GIVEN REQUEST –
Write out all of the entries that follow, word for word, but skip the pictures.
━━━━━ RECORD SET
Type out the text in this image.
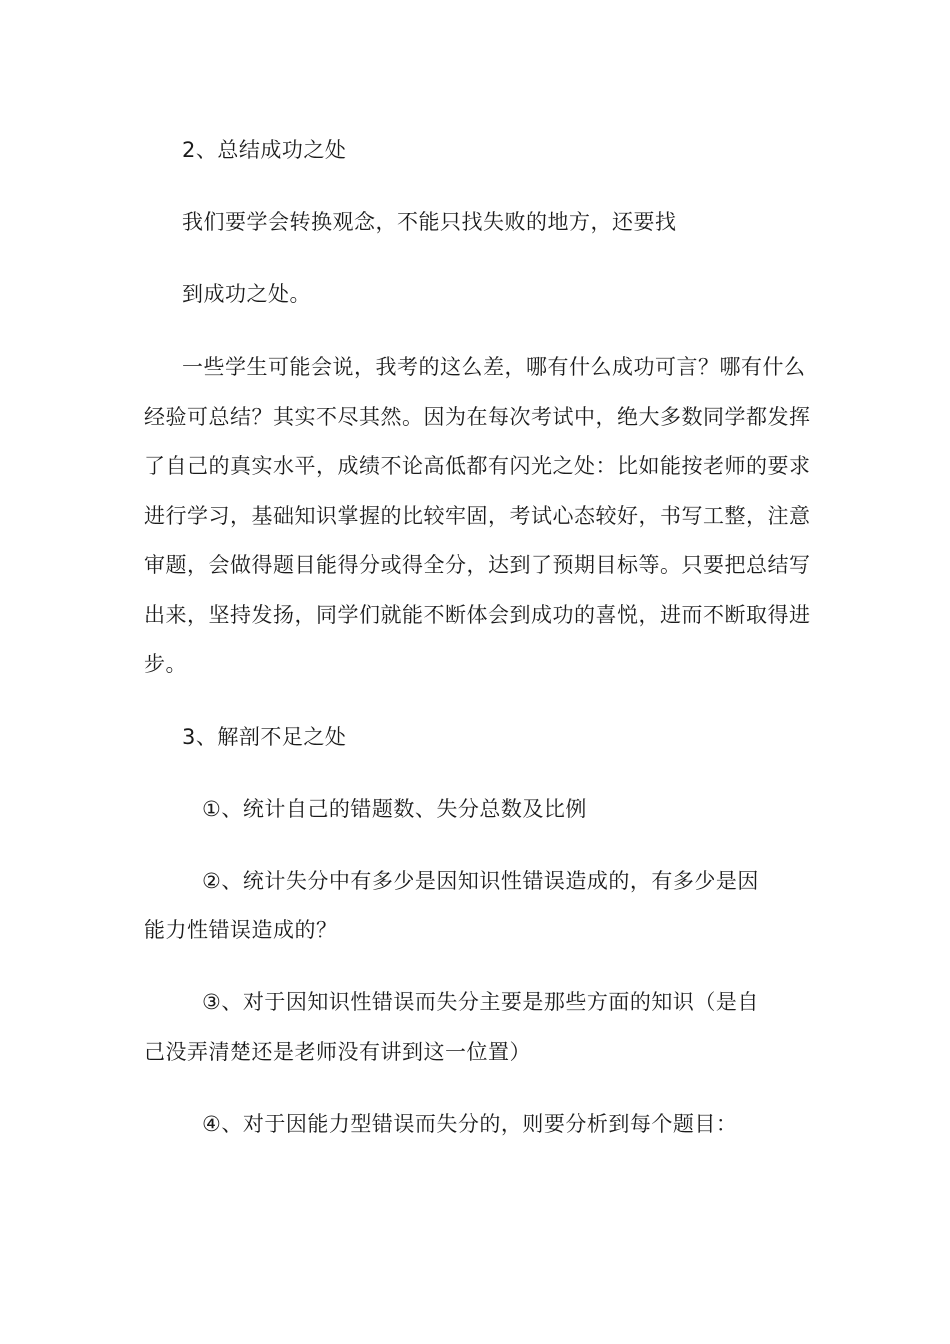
2、总结成功之处
我们要学会转换观念，不能只找失败的地方，还要找
到成功之处。
一些学生可能会说，我考的这么差，哪有什么成功可言？哪有什么经验可总结？其实不尽其然。因为在每次考试中，绝大多数同学都发挥了自己的真实水平，成绩不论高低都有闪光之处：比如能按老师的要求进行学习，基础知识掌握的比较牢固，考试心态较好，书写工整，注意审题，会做得题目能得分或得全分，达到了预期目标等。只要把总结写出来，坚持发扬，同学们就能不断体会到成功的喜悦，进而不断取得进步。
3、解剖不足之处
①、统计自己的错题数、失分总数及比例
②、统计失分中有多少是因知识性错误造成的，有多少是因
能力性错误造成的？
③、对于因知识性错误而失分主要是那些方面的知识（是自
己没弄清楚还是老师没有讲到这一位置）
④、对于因能力型错误而失分的，则要分析到每个题目：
━━━━━━━━━━
TASK RESULT –
Type out the text in this image.
2、总结成功之处
我们要学会转换观念，不能只找失败的地方，还要找
到成功之处。
一些学生可能会说，我考的这么差，哪有什么成功可言？哪有什么经验可总结？其实不尽其然。因为在每次考试中，绝大多数同学都发挥了自己的真实水平，成绩不论高低都有闪光之处：比如能按老师的要求进行学习，基础知识掌握的比较牢固，考试心态较好，书写工整，注意审题，会做得题目能得分或得全分，达到了预期目标等。只要把总结写出来，坚持发扬，同学们就能不断体会到成功的喜悦，进而不断取得进步。
3、解剖不足之处
①、统计自己的错题数、失分总数及比例
②、统计失分中有多少是因知识性错误造成的，有多少是因
能力性错误造成的？
③、对于因知识性错误而失分主要是那些方面的知识（是自
己没弄清楚还是老师没有讲到这一位置）
④、对于因能力型错误而失分的，则要分析到每个题目：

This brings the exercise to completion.